[WORK TO BE COMPLETED]: One line at a time, check the entries below for the word "Bayern", and copy each line that has it.
# # #
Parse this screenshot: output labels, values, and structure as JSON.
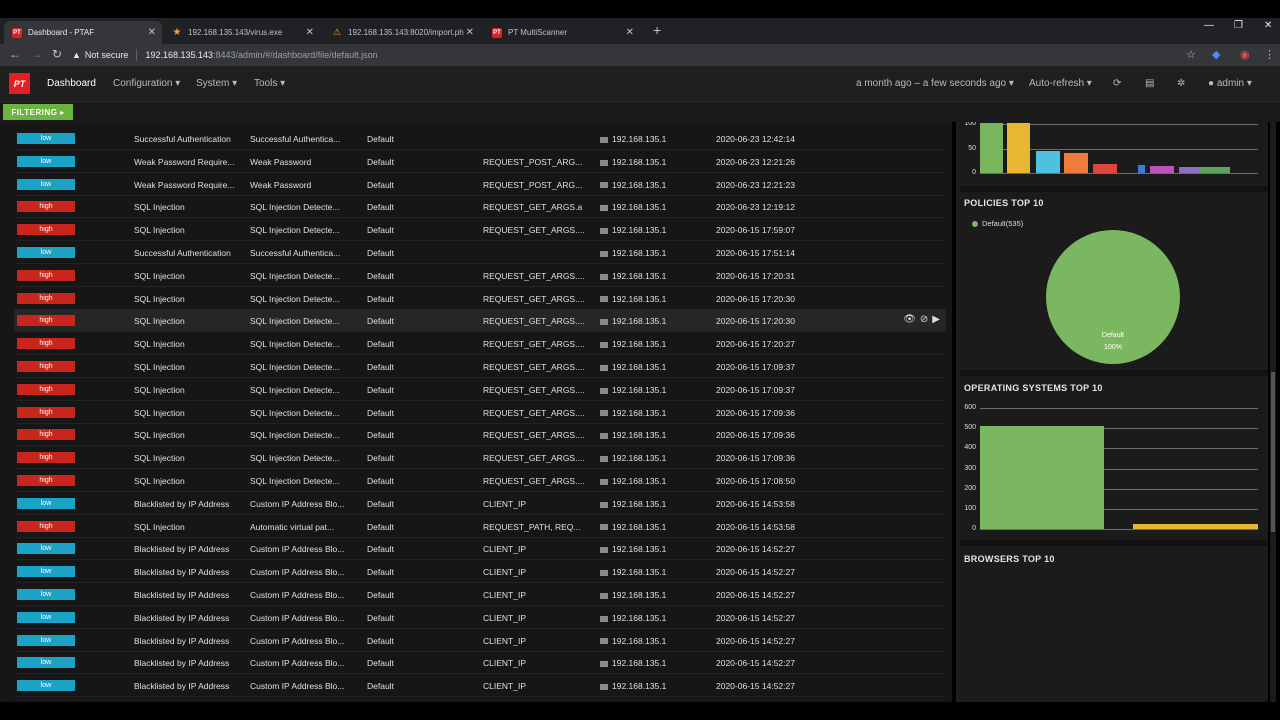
{
  "browser": {
    "tabs": [
      {
        "title": "Dashboard - PTAF",
        "icon": "pt-favicon",
        "active": true
      },
      {
        "title": "192.168.135.143/virus.exe",
        "icon": "star-icon"
      },
      {
        "title": "192.168.135.143:8020/import.ph",
        "icon": "warning-icon"
      },
      {
        "title": "PT MultiScanner",
        "icon": "pt-favicon"
      }
    ],
    "new_tab": "+",
    "not_secure": "Not secure",
    "url_host": "192.168.135.143",
    "url_path": ":8443/admin/#/dashboard/file/default.json"
  },
  "app": {
    "logo": "PT",
    "nav": {
      "dashboard": "Dashboard",
      "configuration": "Configuration ▾",
      "system": "System ▾",
      "tools": "Tools ▾",
      "time_range": "a month ago – a few seconds ago ▾",
      "auto_refresh": "Auto-refresh ▾",
      "user": "admin ▾"
    },
    "filtering": "FILTERING ▸"
  },
  "events": [
    {
      "sev": "low",
      "name": "Successful Authentication",
      "rule": "Successful Authentica...",
      "policy": "Default",
      "param": "",
      "ip": "192.168.135.1",
      "time": "2020-06-23 12:42:14"
    },
    {
      "sev": "low",
      "name": "Weak Password Require...",
      "rule": "Weak Password",
      "policy": "Default",
      "param": "REQUEST_POST_ARG...",
      "ip": "192.168.135.1",
      "time": "2020-06-23 12:21:26"
    },
    {
      "sev": "low",
      "name": "Weak Password Require...",
      "rule": "Weak Password",
      "policy": "Default",
      "param": "REQUEST_POST_ARG...",
      "ip": "192.168.135.1",
      "time": "2020-06-23 12:21:23"
    },
    {
      "sev": "high",
      "name": "SQL Injection",
      "rule": "SQL Injection Detecte...",
      "policy": "Default",
      "param": "REQUEST_GET_ARGS.a",
      "ip": "192.168.135.1",
      "time": "2020-06-23 12:19:12"
    },
    {
      "sev": "high",
      "name": "SQL Injection",
      "rule": "SQL Injection Detecte...",
      "policy": "Default",
      "param": "REQUEST_GET_ARGS....",
      "ip": "192.168.135.1",
      "time": "2020-06-15 17:59:07"
    },
    {
      "sev": "low",
      "name": "Successful Authentication",
      "rule": "Successful Authentica...",
      "policy": "Default",
      "param": "",
      "ip": "192.168.135.1",
      "time": "2020-06-15 17:51:14"
    },
    {
      "sev": "high",
      "name": "SQL Injection",
      "rule": "SQL Injection Detecte...",
      "policy": "Default",
      "param": "REQUEST_GET_ARGS....",
      "ip": "192.168.135.1",
      "time": "2020-06-15 17:20:31"
    },
    {
      "sev": "high",
      "name": "SQL Injection",
      "rule": "SQL Injection Detecte...",
      "policy": "Default",
      "param": "REQUEST_GET_ARGS....",
      "ip": "192.168.135.1",
      "time": "2020-06-15 17:20:30"
    },
    {
      "sev": "high",
      "name": "SQL Injection",
      "rule": "SQL Injection Detecte...",
      "policy": "Default",
      "param": "REQUEST_GET_ARGS....",
      "ip": "192.168.135.1",
      "time": "2020-06-15 17:20:30",
      "hover": true
    },
    {
      "sev": "high",
      "name": "SQL Injection",
      "rule": "SQL Injection Detecte...",
      "policy": "Default",
      "param": "REQUEST_GET_ARGS....",
      "ip": "192.168.135.1",
      "time": "2020-06-15 17:20:27"
    },
    {
      "sev": "high",
      "name": "SQL Injection",
      "rule": "SQL Injection Detecte...",
      "policy": "Default",
      "param": "REQUEST_GET_ARGS....",
      "ip": "192.168.135.1",
      "time": "2020-06-15 17:09:37"
    },
    {
      "sev": "high",
      "name": "SQL Injection",
      "rule": "SQL Injection Detecte...",
      "policy": "Default",
      "param": "REQUEST_GET_ARGS....",
      "ip": "192.168.135.1",
      "time": "2020-06-15 17:09:37"
    },
    {
      "sev": "high",
      "name": "SQL Injection",
      "rule": "SQL Injection Detecte...",
      "policy": "Default",
      "param": "REQUEST_GET_ARGS....",
      "ip": "192.168.135.1",
      "time": "2020-06-15 17:09:36"
    },
    {
      "sev": "high",
      "name": "SQL Injection",
      "rule": "SQL Injection Detecte...",
      "policy": "Default",
      "param": "REQUEST_GET_ARGS....",
      "ip": "192.168.135.1",
      "time": "2020-06-15 17:09:36"
    },
    {
      "sev": "high",
      "name": "SQL Injection",
      "rule": "SQL Injection Detecte...",
      "policy": "Default",
      "param": "REQUEST_GET_ARGS....",
      "ip": "192.168.135.1",
      "time": "2020-06-15 17:09:36"
    },
    {
      "sev": "high",
      "name": "SQL Injection",
      "rule": "SQL Injection Detecte...",
      "policy": "Default",
      "param": "REQUEST_GET_ARGS....",
      "ip": "192.168.135.1",
      "time": "2020-06-15 17:08:50"
    },
    {
      "sev": "low",
      "name": "Blacklisted by IP Address",
      "rule": "Custom IP Address Blo...",
      "policy": "Default",
      "param": "CLIENT_IP",
      "ip": "192.168.135.1",
      "time": "2020-06-15 14:53:58"
    },
    {
      "sev": "high",
      "name": "SQL Injection",
      "rule": "Automatic virtual pat...",
      "policy": "Default",
      "param": "REQUEST_PATH, REQ...",
      "ip": "192.168.135.1",
      "time": "2020-06-15 14:53:58"
    },
    {
      "sev": "low",
      "name": "Blacklisted by IP Address",
      "rule": "Custom IP Address Blo...",
      "policy": "Default",
      "param": "CLIENT_IP",
      "ip": "192.168.135.1",
      "time": "2020-06-15 14:52:27"
    },
    {
      "sev": "low",
      "name": "Blacklisted by IP Address",
      "rule": "Custom IP Address Blo...",
      "policy": "Default",
      "param": "CLIENT_IP",
      "ip": "192.168.135.1",
      "time": "2020-06-15 14:52:27"
    },
    {
      "sev": "low",
      "name": "Blacklisted by IP Address",
      "rule": "Custom IP Address Blo...",
      "policy": "Default",
      "param": "CLIENT_IP",
      "ip": "192.168.135.1",
      "time": "2020-06-15 14:52:27"
    },
    {
      "sev": "low",
      "name": "Blacklisted by IP Address",
      "rule": "Custom IP Address Blo...",
      "policy": "Default",
      "param": "CLIENT_IP",
      "ip": "192.168.135.1",
      "time": "2020-06-15 14:52:27"
    },
    {
      "sev": "low",
      "name": "Blacklisted by IP Address",
      "rule": "Custom IP Address Blo...",
      "policy": "Default",
      "param": "CLIENT_IP",
      "ip": "192.168.135.1",
      "time": "2020-06-15 14:52:27"
    },
    {
      "sev": "low",
      "name": "Blacklisted by IP Address",
      "rule": "Custom IP Address Blo...",
      "policy": "Default",
      "param": "CLIENT_IP",
      "ip": "192.168.135.1",
      "time": "2020-06-15 14:52:27"
    },
    {
      "sev": "low",
      "name": "Blacklisted by IP Address",
      "rule": "Custom IP Address Blo...",
      "policy": "Default",
      "param": "CLIENT_IP",
      "ip": "192.168.135.1",
      "time": "2020-06-15 14:52:27"
    }
  ],
  "side": {
    "policies_title": "POLICIES TOP 10",
    "policies_legend": "Default(535)",
    "pie_label": "Default",
    "pie_pct": "100%",
    "os_title": "OPERATING SYSTEMS TOP 10",
    "browsers_title": "BROWSERS TOP 10"
  },
  "colors": {
    "low": "#1ba3c6",
    "high": "#c8251d",
    "accent": "#6cb33f"
  },
  "chart_data": [
    {
      "type": "bar",
      "note_visible": "partially scrolled out of view",
      "yticks": [
        "100",
        "50",
        "0"
      ],
      "series_colors": [
        "#78b55f",
        "#e8b630",
        "#4fc1e0",
        "#f07c3c",
        "#e0453a",
        "#3a7bd5",
        "#c04fc0",
        "#8b6fc0",
        "#5aa55a"
      ],
      "values": [
        100,
        100,
        45,
        40,
        18,
        16,
        14,
        12,
        12
      ]
    },
    {
      "type": "pie",
      "categories": [
        "Default"
      ],
      "values": [
        535
      ]
    },
    {
      "type": "bar",
      "yticks": [
        "600",
        "500",
        "400",
        "300",
        "200",
        "100",
        "0"
      ],
      "ylim": [
        0,
        600
      ],
      "series_colors": [
        "#7bb661",
        "#e8b630"
      ],
      "values": [
        510,
        25
      ]
    }
  ]
}
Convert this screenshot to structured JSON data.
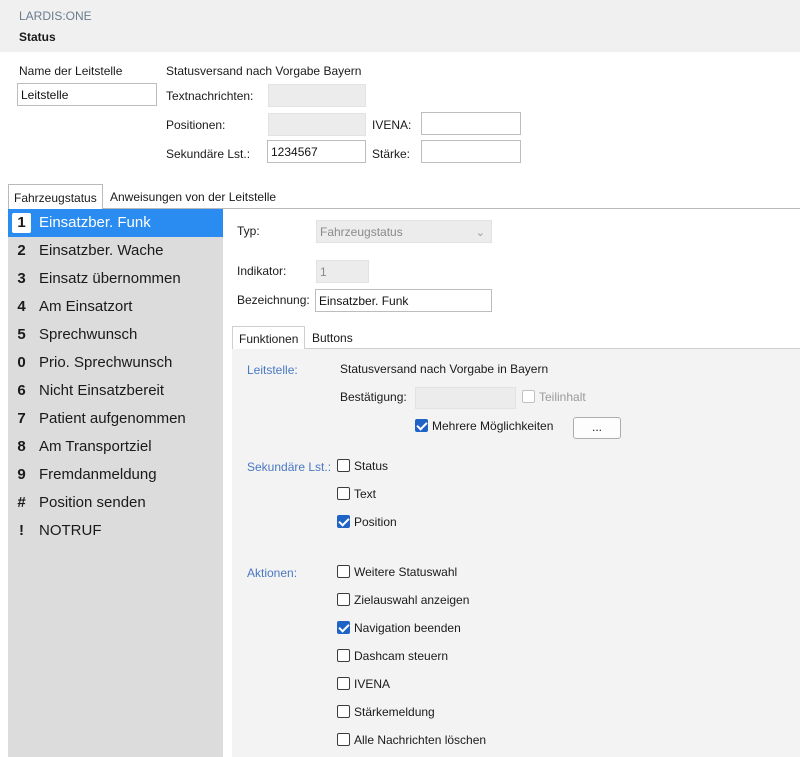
{
  "app": {
    "name": "LARDIS:ONE",
    "title": "Status"
  },
  "top": {
    "name_label": "Name der Leitstelle",
    "name_value": "Leitstelle",
    "statusversand_label": "Statusversand nach Vorgabe Bayern",
    "textnachrichten_label": "Textnachrichten:",
    "textnachrichten_value": "",
    "positionen_label": "Positionen:",
    "positionen_value": "",
    "ivena_label": "IVENA:",
    "ivena_value": "",
    "sekundaere_label": "Sekundäre Lst.:",
    "sekundaere_value": "1234567",
    "staerke_label": "Stärke:",
    "staerke_value": ""
  },
  "outer_tabs": [
    {
      "label": "Fahrzeugstatus",
      "active": true
    },
    {
      "label": "Anweisungen von der Leitstelle",
      "active": false
    }
  ],
  "status_list": [
    {
      "num": "1",
      "label": "Einsatzber. Funk",
      "active": true
    },
    {
      "num": "2",
      "label": "Einsatzber. Wache"
    },
    {
      "num": "3",
      "label": "Einsatz übernommen"
    },
    {
      "num": "4",
      "label": "Am Einsatzort"
    },
    {
      "num": "5",
      "label": "Sprechwunsch"
    },
    {
      "num": "0",
      "label": "Prio. Sprechwunsch"
    },
    {
      "num": "6",
      "label": "Nicht Einsatzbereit"
    },
    {
      "num": "7",
      "label": "Patient aufgenommen"
    },
    {
      "num": "8",
      "label": "Am Transportziel"
    },
    {
      "num": "9",
      "label": "Fremdanmeldung"
    },
    {
      "num": "#",
      "label": "Position senden"
    },
    {
      "num": "!",
      "label": "NOTRUF"
    }
  ],
  "detail": {
    "typ_label": "Typ:",
    "typ_value": "Fahrzeugstatus",
    "indikator_label": "Indikator:",
    "indikator_value": "1",
    "bezeichnung_label": "Bezeichnung:",
    "bezeichnung_value": "Einsatzber. Funk"
  },
  "inner_tabs": [
    {
      "label": "Funktionen",
      "active": true
    },
    {
      "label": "Buttons",
      "active": false
    }
  ],
  "funktionen": {
    "leitstelle_label": "Leitstelle:",
    "leitstelle_text": "Statusversand nach Vorgabe in Bayern",
    "bestaetigung_label": "Bestätigung:",
    "bestaetigung_value": "",
    "teilinhalt": {
      "label": "Teilinhalt",
      "checked": false,
      "disabled": true
    },
    "mehrere": {
      "label": "Mehrere Möglichkeiten",
      "checked": true
    },
    "more_button": "...",
    "sekundaere_label": "Sekundäre Lst.:",
    "sekundaere_options": [
      {
        "label": "Status",
        "checked": false
      },
      {
        "label": "Text",
        "checked": false
      },
      {
        "label": "Position",
        "checked": true
      }
    ],
    "aktionen_label": "Aktionen:",
    "aktionen_options": [
      {
        "label": "Weitere Statuswahl",
        "checked": false
      },
      {
        "label": "Zielauswahl anzeigen",
        "checked": false
      },
      {
        "label": "Navigation beenden",
        "checked": true
      },
      {
        "label": "Dashcam steuern",
        "checked": false
      },
      {
        "label": "IVENA",
        "checked": false
      },
      {
        "label": "Stärkemeldung",
        "checked": false
      },
      {
        "label": "Alle Nachrichten löschen",
        "checked": false
      }
    ]
  },
  "colors": {
    "accent": "#2a8cf0",
    "section_label": "#4a78c2",
    "checkbox_checked": "#1f63c6"
  }
}
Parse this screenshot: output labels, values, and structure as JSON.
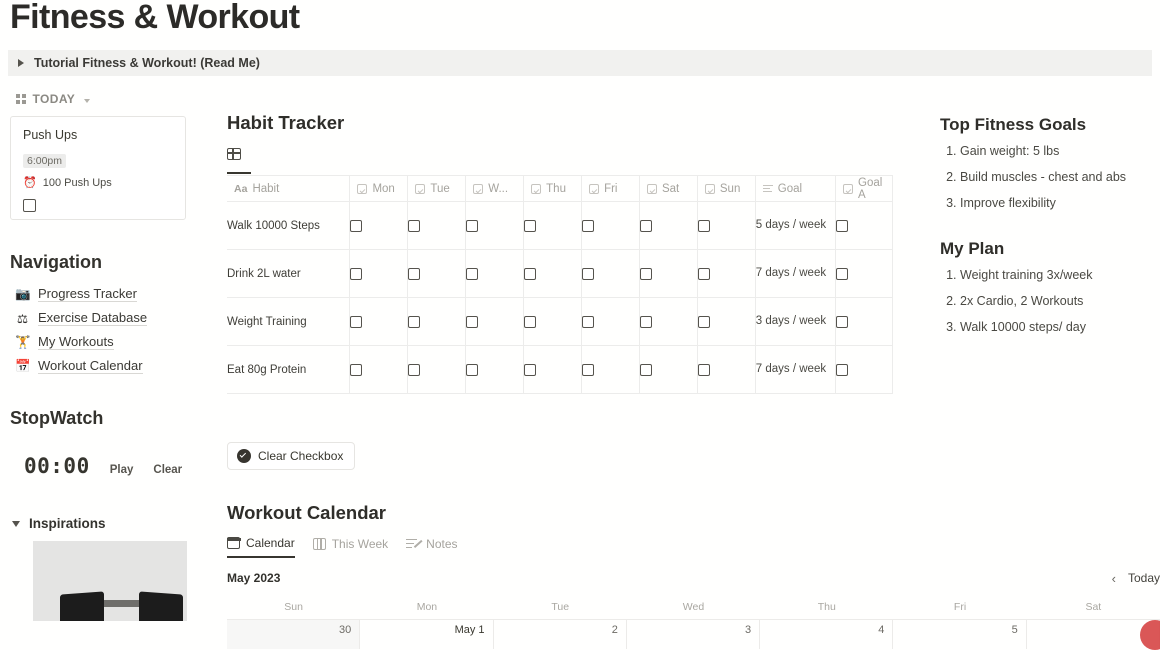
# # #
[RESPONSE TO THE TASK]:
    "statusversand_label": "Statusversand nach Vorgabe Bayern",
    "leitstelle_text": "Statusversand nach Vorgabe in Bayern",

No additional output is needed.